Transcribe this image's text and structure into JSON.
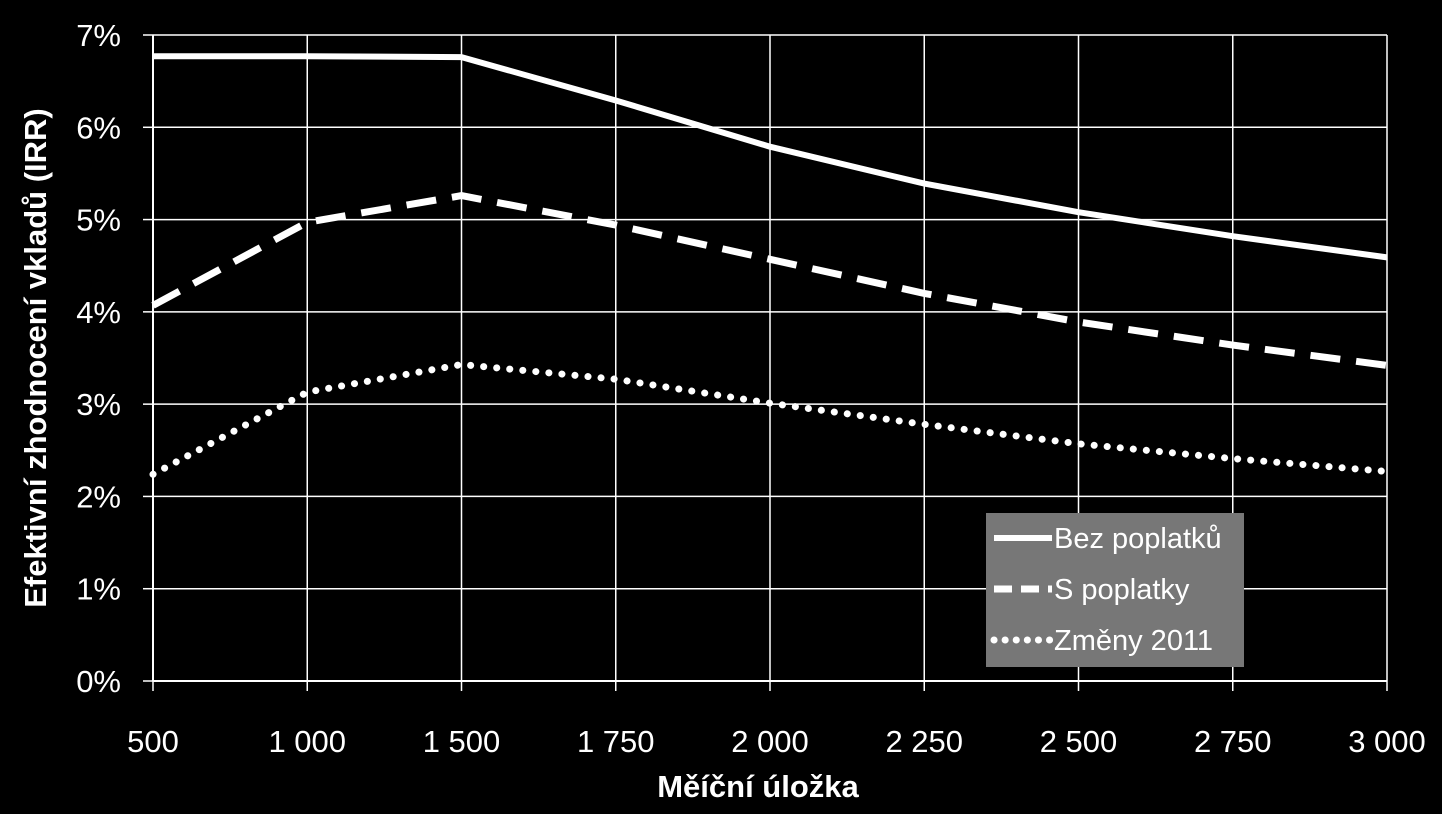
{
  "chart_data": {
    "type": "line",
    "xlabel": "Měíční úložka",
    "ylabel": "Efektivní zhodnocení vkladů (IRR)",
    "categories": [
      "500",
      "1 000",
      "1 500",
      "1 750",
      "2 000",
      "2 250",
      "2 500",
      "2 750",
      "3 000"
    ],
    "y_ticks": [
      "0%",
      "1%",
      "2%",
      "3%",
      "4%",
      "5%",
      "6%",
      "7%"
    ],
    "ylim": [
      0,
      7
    ],
    "y_unit": "%",
    "grid": true,
    "legend_position": "bottom-right",
    "series": [
      {
        "name": "Bez poplatků",
        "style": "solid",
        "values": [
          6.77,
          6.77,
          6.76,
          6.29,
          5.79,
          5.39,
          5.08,
          4.82,
          4.59
        ]
      },
      {
        "name": "S poplatky",
        "style": "dashed",
        "values": [
          4.07,
          4.97,
          5.26,
          4.94,
          4.57,
          4.2,
          3.89,
          3.64,
          3.42
        ]
      },
      {
        "name": "Změny 2011",
        "style": "dotted",
        "values": [
          2.24,
          3.13,
          3.43,
          3.27,
          3.01,
          2.78,
          2.57,
          2.41,
          2.27
        ]
      }
    ],
    "colors": {
      "background": "#000000",
      "line": "#ffffff",
      "grid": "#ffffff",
      "legend_bg": "#777777"
    }
  }
}
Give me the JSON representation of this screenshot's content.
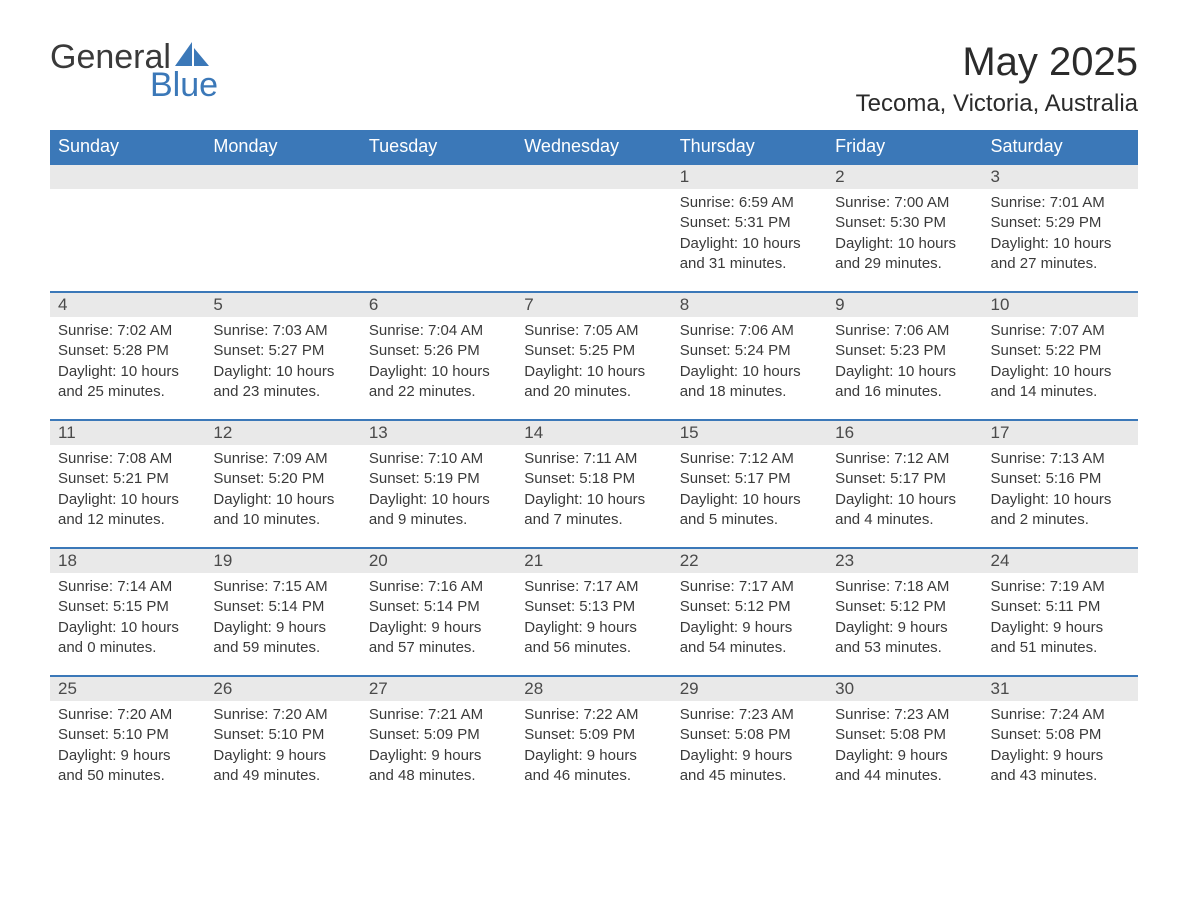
{
  "logo": {
    "text1": "General",
    "text2": "Blue",
    "sail_color": "#3b78b8"
  },
  "header": {
    "title": "May 2025",
    "subtitle": "Tecoma, Victoria, Australia"
  },
  "calendar": {
    "header_bg": "#3b78b8",
    "header_fg": "#ffffff",
    "row_border": "#3b78b8",
    "daynum_bg": "#e9e9e9",
    "text_color": "#3a3a3a",
    "daynames": [
      "Sunday",
      "Monday",
      "Tuesday",
      "Wednesday",
      "Thursday",
      "Friday",
      "Saturday"
    ],
    "weeks": [
      [
        null,
        null,
        null,
        null,
        {
          "n": "1",
          "sunrise": "6:59 AM",
          "sunset": "5:31 PM",
          "daylight": "10 hours and 31 minutes."
        },
        {
          "n": "2",
          "sunrise": "7:00 AM",
          "sunset": "5:30 PM",
          "daylight": "10 hours and 29 minutes."
        },
        {
          "n": "3",
          "sunrise": "7:01 AM",
          "sunset": "5:29 PM",
          "daylight": "10 hours and 27 minutes."
        }
      ],
      [
        {
          "n": "4",
          "sunrise": "7:02 AM",
          "sunset": "5:28 PM",
          "daylight": "10 hours and 25 minutes."
        },
        {
          "n": "5",
          "sunrise": "7:03 AM",
          "sunset": "5:27 PM",
          "daylight": "10 hours and 23 minutes."
        },
        {
          "n": "6",
          "sunrise": "7:04 AM",
          "sunset": "5:26 PM",
          "daylight": "10 hours and 22 minutes."
        },
        {
          "n": "7",
          "sunrise": "7:05 AM",
          "sunset": "5:25 PM",
          "daylight": "10 hours and 20 minutes."
        },
        {
          "n": "8",
          "sunrise": "7:06 AM",
          "sunset": "5:24 PM",
          "daylight": "10 hours and 18 minutes."
        },
        {
          "n": "9",
          "sunrise": "7:06 AM",
          "sunset": "5:23 PM",
          "daylight": "10 hours and 16 minutes."
        },
        {
          "n": "10",
          "sunrise": "7:07 AM",
          "sunset": "5:22 PM",
          "daylight": "10 hours and 14 minutes."
        }
      ],
      [
        {
          "n": "11",
          "sunrise": "7:08 AM",
          "sunset": "5:21 PM",
          "daylight": "10 hours and 12 minutes."
        },
        {
          "n": "12",
          "sunrise": "7:09 AM",
          "sunset": "5:20 PM",
          "daylight": "10 hours and 10 minutes."
        },
        {
          "n": "13",
          "sunrise": "7:10 AM",
          "sunset": "5:19 PM",
          "daylight": "10 hours and 9 minutes."
        },
        {
          "n": "14",
          "sunrise": "7:11 AM",
          "sunset": "5:18 PM",
          "daylight": "10 hours and 7 minutes."
        },
        {
          "n": "15",
          "sunrise": "7:12 AM",
          "sunset": "5:17 PM",
          "daylight": "10 hours and 5 minutes."
        },
        {
          "n": "16",
          "sunrise": "7:12 AM",
          "sunset": "5:17 PM",
          "daylight": "10 hours and 4 minutes."
        },
        {
          "n": "17",
          "sunrise": "7:13 AM",
          "sunset": "5:16 PM",
          "daylight": "10 hours and 2 minutes."
        }
      ],
      [
        {
          "n": "18",
          "sunrise": "7:14 AM",
          "sunset": "5:15 PM",
          "daylight": "10 hours and 0 minutes."
        },
        {
          "n": "19",
          "sunrise": "7:15 AM",
          "sunset": "5:14 PM",
          "daylight": "9 hours and 59 minutes."
        },
        {
          "n": "20",
          "sunrise": "7:16 AM",
          "sunset": "5:14 PM",
          "daylight": "9 hours and 57 minutes."
        },
        {
          "n": "21",
          "sunrise": "7:17 AM",
          "sunset": "5:13 PM",
          "daylight": "9 hours and 56 minutes."
        },
        {
          "n": "22",
          "sunrise": "7:17 AM",
          "sunset": "5:12 PM",
          "daylight": "9 hours and 54 minutes."
        },
        {
          "n": "23",
          "sunrise": "7:18 AM",
          "sunset": "5:12 PM",
          "daylight": "9 hours and 53 minutes."
        },
        {
          "n": "24",
          "sunrise": "7:19 AM",
          "sunset": "5:11 PM",
          "daylight": "9 hours and 51 minutes."
        }
      ],
      [
        {
          "n": "25",
          "sunrise": "7:20 AM",
          "sunset": "5:10 PM",
          "daylight": "9 hours and 50 minutes."
        },
        {
          "n": "26",
          "sunrise": "7:20 AM",
          "sunset": "5:10 PM",
          "daylight": "9 hours and 49 minutes."
        },
        {
          "n": "27",
          "sunrise": "7:21 AM",
          "sunset": "5:09 PM",
          "daylight": "9 hours and 48 minutes."
        },
        {
          "n": "28",
          "sunrise": "7:22 AM",
          "sunset": "5:09 PM",
          "daylight": "9 hours and 46 minutes."
        },
        {
          "n": "29",
          "sunrise": "7:23 AM",
          "sunset": "5:08 PM",
          "daylight": "9 hours and 45 minutes."
        },
        {
          "n": "30",
          "sunrise": "7:23 AM",
          "sunset": "5:08 PM",
          "daylight": "9 hours and 44 minutes."
        },
        {
          "n": "31",
          "sunrise": "7:24 AM",
          "sunset": "5:08 PM",
          "daylight": "9 hours and 43 minutes."
        }
      ]
    ],
    "labels": {
      "sunrise": "Sunrise:",
      "sunset": "Sunset:",
      "daylight": "Daylight:"
    }
  }
}
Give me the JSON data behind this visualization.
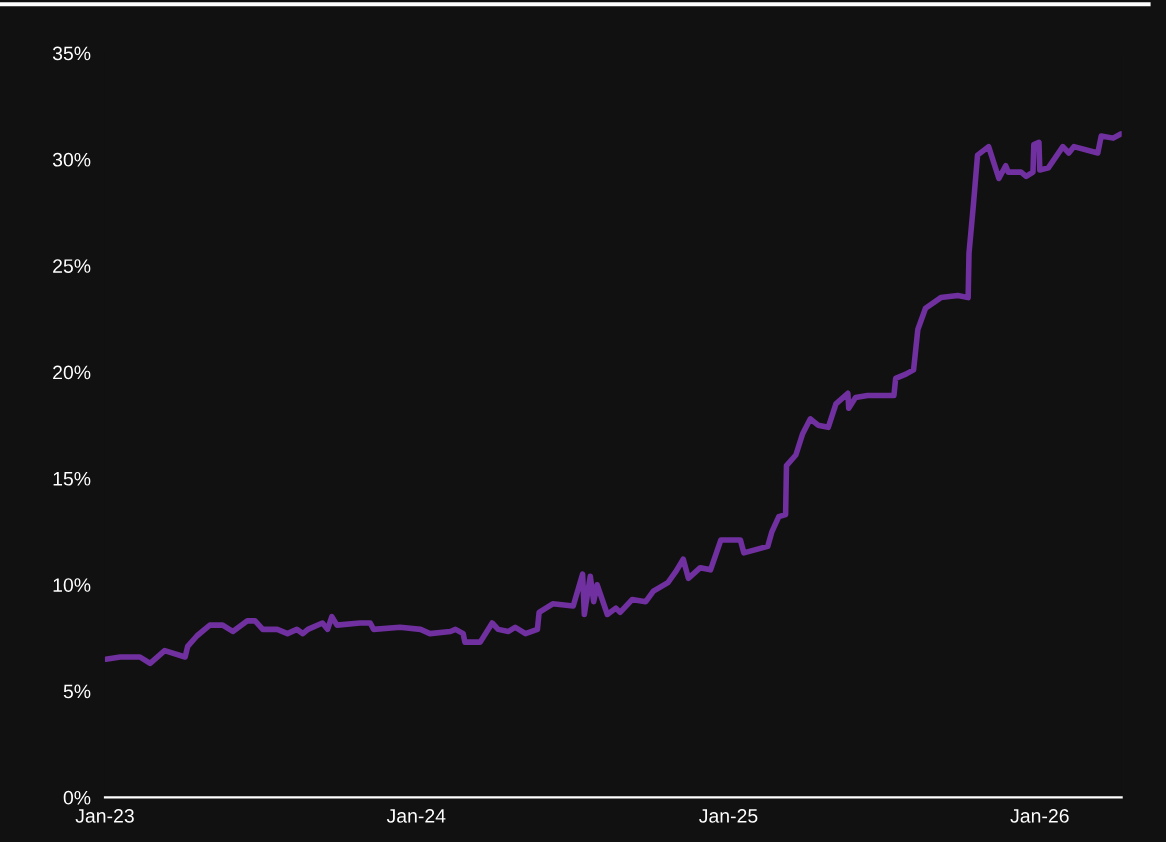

Directions for this task: Using the listing above, show each line holding the string "ffffff".

Result of this exercise:
      "line": "#ffffff",
      "grid": "#ffffff",
    "header_fg": "#ffffff",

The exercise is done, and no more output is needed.